EXERCISE DETAILS: Please reproduce everything in the records below from the line containing "to-label: Til: bbox=[652, 7, 665, 18]" down to the line containing "brush-icon bbox=[404, 5, 416, 17]", both included.

Spatial annotation records
——————————
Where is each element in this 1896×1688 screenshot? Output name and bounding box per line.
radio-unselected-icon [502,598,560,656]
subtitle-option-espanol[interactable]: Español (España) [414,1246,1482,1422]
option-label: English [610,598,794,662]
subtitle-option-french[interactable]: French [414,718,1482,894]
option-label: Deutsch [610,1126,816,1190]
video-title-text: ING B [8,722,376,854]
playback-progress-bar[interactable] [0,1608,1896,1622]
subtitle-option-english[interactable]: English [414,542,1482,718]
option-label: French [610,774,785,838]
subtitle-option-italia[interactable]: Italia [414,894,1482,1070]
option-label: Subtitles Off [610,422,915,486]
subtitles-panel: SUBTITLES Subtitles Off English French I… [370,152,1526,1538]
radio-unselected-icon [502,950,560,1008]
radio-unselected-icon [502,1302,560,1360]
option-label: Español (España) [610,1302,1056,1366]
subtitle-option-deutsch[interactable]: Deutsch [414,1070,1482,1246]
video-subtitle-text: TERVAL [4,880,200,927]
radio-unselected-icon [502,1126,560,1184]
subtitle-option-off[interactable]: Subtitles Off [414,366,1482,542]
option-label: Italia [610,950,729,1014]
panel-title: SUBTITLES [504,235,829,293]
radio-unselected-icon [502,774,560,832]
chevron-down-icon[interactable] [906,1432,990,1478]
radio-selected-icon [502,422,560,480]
——————————
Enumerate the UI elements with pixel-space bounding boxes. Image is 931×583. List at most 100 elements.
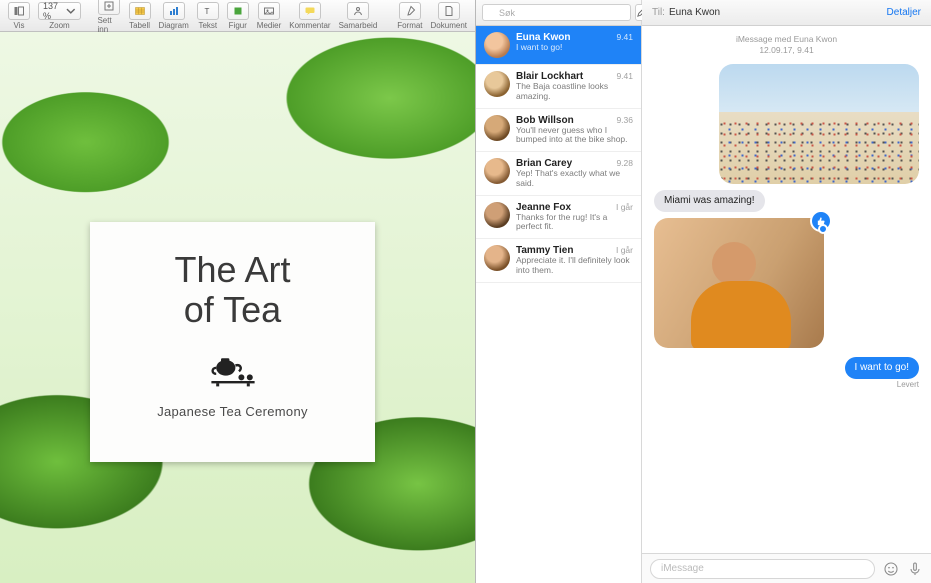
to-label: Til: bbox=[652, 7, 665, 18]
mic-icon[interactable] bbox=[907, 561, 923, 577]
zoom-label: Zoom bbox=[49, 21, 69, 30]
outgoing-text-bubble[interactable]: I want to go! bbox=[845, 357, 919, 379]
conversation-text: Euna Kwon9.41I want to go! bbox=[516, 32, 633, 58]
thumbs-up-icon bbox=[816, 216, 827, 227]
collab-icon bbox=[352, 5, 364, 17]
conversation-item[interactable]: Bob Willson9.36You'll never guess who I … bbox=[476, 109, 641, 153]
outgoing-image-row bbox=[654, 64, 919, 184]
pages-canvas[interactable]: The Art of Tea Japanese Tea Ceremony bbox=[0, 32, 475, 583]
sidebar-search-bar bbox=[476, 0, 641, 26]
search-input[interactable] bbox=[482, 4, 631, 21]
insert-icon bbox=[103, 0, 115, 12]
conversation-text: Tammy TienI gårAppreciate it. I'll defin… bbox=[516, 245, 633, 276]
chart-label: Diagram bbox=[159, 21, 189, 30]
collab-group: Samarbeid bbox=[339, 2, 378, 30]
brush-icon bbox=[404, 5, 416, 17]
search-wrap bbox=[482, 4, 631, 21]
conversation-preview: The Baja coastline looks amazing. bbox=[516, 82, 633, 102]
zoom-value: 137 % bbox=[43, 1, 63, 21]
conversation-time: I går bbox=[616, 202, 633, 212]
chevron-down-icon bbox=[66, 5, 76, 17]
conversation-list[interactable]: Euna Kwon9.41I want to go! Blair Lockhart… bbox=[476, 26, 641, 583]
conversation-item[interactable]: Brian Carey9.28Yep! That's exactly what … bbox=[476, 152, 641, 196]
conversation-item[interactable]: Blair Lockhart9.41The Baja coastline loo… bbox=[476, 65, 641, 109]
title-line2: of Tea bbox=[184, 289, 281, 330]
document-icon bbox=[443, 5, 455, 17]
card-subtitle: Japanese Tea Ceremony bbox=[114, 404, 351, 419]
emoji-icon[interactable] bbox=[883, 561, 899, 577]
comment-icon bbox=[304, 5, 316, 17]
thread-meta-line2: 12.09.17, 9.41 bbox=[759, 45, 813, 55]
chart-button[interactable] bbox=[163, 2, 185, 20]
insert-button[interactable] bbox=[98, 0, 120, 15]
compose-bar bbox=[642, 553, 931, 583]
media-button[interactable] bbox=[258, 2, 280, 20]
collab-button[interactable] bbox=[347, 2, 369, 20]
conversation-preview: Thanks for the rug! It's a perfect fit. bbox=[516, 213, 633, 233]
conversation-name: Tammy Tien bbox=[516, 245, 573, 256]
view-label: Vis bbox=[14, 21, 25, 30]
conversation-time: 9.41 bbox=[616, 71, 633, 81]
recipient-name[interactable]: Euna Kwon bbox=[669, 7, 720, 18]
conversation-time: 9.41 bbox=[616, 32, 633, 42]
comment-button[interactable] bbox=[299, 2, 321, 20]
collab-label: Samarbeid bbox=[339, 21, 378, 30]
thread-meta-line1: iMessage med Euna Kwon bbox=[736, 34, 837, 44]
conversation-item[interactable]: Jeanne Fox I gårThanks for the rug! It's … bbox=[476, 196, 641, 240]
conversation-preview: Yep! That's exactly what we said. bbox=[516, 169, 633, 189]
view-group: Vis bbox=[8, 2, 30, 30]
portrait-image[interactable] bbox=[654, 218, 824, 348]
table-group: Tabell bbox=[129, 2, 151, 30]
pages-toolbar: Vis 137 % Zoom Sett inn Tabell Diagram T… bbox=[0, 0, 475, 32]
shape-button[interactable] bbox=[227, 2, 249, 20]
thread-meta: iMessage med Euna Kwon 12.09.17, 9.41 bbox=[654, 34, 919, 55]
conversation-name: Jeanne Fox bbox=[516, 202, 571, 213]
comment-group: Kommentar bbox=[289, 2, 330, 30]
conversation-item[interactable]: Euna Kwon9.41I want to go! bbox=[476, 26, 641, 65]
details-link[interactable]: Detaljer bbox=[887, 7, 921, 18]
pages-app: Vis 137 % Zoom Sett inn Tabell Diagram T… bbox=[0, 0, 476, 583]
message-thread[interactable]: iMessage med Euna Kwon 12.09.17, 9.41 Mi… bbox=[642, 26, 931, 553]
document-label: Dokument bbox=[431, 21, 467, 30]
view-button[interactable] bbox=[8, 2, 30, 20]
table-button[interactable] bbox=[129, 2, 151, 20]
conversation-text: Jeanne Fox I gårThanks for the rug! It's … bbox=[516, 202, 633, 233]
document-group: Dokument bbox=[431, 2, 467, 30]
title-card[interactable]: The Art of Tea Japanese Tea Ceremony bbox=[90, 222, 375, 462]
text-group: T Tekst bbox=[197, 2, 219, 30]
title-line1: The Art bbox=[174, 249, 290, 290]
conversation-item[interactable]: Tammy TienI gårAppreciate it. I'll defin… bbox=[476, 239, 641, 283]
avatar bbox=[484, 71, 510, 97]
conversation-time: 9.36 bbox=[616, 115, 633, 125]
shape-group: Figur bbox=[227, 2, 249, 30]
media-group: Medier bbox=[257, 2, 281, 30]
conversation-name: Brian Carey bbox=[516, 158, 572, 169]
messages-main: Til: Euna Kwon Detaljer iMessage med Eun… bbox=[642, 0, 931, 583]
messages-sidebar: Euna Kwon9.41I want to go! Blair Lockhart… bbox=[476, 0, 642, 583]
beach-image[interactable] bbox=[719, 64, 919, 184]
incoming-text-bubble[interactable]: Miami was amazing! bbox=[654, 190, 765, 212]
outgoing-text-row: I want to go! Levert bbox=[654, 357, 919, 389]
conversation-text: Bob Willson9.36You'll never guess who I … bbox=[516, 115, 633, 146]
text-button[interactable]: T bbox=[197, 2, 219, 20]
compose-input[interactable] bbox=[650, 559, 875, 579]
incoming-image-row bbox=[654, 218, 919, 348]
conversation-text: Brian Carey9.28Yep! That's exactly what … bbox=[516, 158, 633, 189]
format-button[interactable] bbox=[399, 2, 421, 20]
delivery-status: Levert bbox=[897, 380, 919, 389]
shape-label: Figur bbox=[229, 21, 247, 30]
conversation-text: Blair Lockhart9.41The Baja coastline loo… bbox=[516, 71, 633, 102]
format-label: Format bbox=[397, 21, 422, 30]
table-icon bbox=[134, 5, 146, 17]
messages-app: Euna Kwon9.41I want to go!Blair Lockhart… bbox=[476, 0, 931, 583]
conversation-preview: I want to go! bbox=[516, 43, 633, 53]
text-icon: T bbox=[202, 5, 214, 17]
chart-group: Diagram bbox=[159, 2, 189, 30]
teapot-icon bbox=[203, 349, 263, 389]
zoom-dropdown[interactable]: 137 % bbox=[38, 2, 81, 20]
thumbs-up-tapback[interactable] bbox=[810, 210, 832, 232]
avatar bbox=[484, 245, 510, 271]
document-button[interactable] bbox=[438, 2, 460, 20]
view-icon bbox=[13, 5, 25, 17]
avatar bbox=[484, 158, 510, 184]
——————————
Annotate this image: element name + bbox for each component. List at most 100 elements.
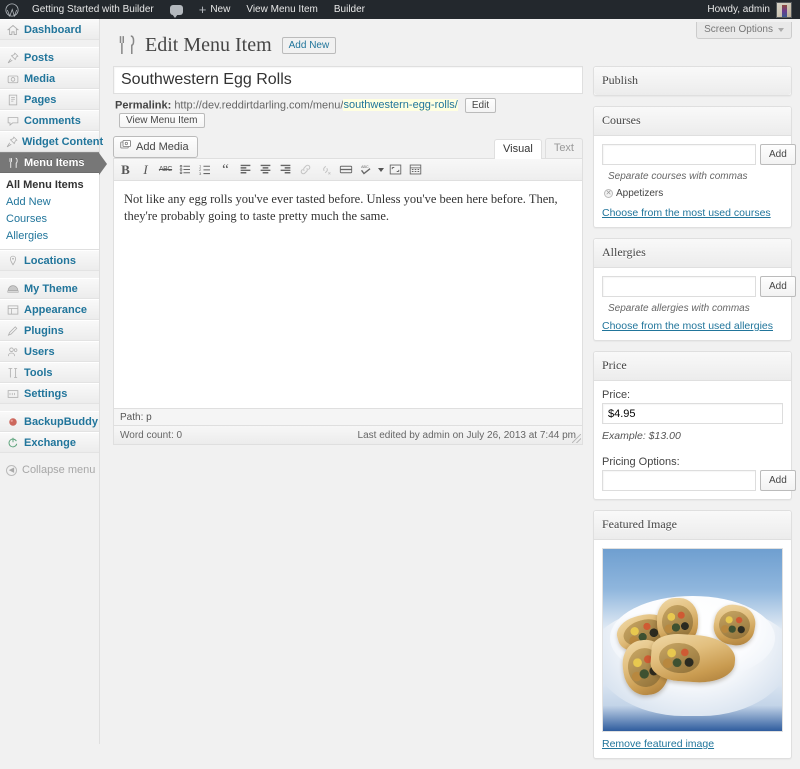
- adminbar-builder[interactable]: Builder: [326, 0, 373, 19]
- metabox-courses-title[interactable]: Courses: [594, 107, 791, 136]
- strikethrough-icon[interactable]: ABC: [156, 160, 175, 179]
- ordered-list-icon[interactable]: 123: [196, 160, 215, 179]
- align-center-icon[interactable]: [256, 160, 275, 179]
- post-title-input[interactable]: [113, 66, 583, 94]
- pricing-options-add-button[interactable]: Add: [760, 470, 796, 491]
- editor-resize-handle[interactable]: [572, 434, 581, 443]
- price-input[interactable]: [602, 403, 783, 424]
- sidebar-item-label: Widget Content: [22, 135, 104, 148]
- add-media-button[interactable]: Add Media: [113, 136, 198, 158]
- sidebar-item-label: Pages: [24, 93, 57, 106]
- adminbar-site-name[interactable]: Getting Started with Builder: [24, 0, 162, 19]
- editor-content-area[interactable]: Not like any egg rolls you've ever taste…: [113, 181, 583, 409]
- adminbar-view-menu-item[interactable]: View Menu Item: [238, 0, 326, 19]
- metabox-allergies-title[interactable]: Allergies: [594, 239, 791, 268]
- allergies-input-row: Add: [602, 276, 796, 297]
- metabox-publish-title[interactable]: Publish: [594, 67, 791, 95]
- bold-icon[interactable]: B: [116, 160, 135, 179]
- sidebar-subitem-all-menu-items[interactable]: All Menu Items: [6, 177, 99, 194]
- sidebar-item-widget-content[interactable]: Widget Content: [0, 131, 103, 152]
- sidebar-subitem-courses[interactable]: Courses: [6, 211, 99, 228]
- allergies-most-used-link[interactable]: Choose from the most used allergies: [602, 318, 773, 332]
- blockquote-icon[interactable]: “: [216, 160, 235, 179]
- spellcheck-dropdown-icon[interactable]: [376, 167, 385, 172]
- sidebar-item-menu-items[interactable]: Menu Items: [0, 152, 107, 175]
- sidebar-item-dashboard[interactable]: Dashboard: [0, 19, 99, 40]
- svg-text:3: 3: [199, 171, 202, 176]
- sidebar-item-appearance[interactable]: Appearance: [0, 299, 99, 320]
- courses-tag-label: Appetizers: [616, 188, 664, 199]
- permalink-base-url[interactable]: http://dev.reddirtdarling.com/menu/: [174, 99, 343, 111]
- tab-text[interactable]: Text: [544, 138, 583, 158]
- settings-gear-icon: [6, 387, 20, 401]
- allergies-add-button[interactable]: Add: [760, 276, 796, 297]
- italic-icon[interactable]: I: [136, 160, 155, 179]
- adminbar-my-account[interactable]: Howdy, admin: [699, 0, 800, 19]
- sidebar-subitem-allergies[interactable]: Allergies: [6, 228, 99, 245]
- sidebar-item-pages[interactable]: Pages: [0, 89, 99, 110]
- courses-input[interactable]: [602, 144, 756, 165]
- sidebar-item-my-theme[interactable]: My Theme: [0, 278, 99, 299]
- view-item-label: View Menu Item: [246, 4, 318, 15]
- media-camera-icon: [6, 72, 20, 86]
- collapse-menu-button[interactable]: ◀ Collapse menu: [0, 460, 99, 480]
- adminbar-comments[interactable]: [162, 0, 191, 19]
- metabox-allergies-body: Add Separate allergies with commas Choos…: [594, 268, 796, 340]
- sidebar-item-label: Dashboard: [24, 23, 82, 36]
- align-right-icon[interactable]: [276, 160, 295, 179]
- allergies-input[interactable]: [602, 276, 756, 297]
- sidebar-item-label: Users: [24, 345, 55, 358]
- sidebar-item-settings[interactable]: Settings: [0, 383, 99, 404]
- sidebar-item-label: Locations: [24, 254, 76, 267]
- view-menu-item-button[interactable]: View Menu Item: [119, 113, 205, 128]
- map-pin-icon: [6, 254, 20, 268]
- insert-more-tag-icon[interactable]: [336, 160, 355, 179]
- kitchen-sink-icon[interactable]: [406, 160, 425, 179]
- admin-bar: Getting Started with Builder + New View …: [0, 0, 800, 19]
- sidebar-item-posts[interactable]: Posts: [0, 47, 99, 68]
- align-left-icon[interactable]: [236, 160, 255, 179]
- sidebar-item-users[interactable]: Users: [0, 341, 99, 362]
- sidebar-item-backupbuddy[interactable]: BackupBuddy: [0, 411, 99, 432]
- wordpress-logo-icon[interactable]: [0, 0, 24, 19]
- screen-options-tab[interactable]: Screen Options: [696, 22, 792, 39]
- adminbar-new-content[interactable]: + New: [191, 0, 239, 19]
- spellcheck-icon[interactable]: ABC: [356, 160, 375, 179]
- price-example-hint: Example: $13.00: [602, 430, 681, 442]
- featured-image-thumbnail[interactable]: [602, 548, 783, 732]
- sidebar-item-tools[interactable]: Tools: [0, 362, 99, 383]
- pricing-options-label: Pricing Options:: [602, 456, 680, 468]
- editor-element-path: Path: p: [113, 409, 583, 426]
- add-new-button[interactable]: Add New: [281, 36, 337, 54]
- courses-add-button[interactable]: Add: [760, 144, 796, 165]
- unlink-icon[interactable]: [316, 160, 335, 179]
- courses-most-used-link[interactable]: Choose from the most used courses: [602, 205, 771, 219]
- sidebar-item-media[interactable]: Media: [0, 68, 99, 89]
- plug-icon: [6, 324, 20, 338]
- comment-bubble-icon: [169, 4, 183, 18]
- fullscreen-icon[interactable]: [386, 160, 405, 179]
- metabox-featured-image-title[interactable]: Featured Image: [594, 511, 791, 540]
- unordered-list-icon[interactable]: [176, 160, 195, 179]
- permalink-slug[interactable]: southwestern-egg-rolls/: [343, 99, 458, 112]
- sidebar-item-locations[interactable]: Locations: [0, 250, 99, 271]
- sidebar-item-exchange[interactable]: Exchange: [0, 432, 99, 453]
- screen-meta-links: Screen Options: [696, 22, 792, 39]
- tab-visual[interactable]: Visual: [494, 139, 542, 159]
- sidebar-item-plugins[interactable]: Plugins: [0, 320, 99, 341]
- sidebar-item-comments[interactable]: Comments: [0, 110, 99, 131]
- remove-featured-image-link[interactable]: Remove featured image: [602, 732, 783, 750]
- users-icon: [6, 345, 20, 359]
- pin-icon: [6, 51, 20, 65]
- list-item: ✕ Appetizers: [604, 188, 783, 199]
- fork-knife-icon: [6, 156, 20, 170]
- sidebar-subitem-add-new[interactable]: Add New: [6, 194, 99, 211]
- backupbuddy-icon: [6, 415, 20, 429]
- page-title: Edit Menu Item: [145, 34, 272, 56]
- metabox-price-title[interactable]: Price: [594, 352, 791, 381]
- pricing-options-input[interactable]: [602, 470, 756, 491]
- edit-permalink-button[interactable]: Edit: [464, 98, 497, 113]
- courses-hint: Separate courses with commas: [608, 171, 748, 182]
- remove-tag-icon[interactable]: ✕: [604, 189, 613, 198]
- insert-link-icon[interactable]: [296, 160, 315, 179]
——————————
THE COMPLETED TASK:
to-label: Til: bbox=[652, 7, 665, 18]
mic-icon[interactable] bbox=[907, 561, 923, 577]
zoom-label: Zoom bbox=[49, 21, 69, 30]
outgoing-text-bubble[interactable]: I want to go! bbox=[845, 357, 919, 379]
conversation-text: Euna Kwon9.41I want to go! bbox=[516, 32, 633, 58]
thumbs-up-icon bbox=[816, 216, 827, 227]
collab-icon bbox=[352, 5, 364, 17]
conversation-item[interactable]: Bob Willson9.36You'll never guess who I … bbox=[476, 109, 641, 153]
outgoing-image-row bbox=[654, 64, 919, 184]
pages-canvas[interactable]: The Art of Tea Japanese Tea Ceremony bbox=[0, 32, 475, 583]
sidebar-search-bar bbox=[476, 0, 641, 26]
search-input[interactable] bbox=[482, 4, 631, 21]
insert-icon bbox=[103, 0, 115, 12]
conversation-text: Tammy TienI gårAppreciate it. I'll defin… bbox=[516, 245, 633, 276]
chart-label: Diagram bbox=[159, 21, 189, 30]
collab-group: Samarbeid bbox=[339, 2, 378, 30]
brush-icon bbox=[404, 5, 416, 17]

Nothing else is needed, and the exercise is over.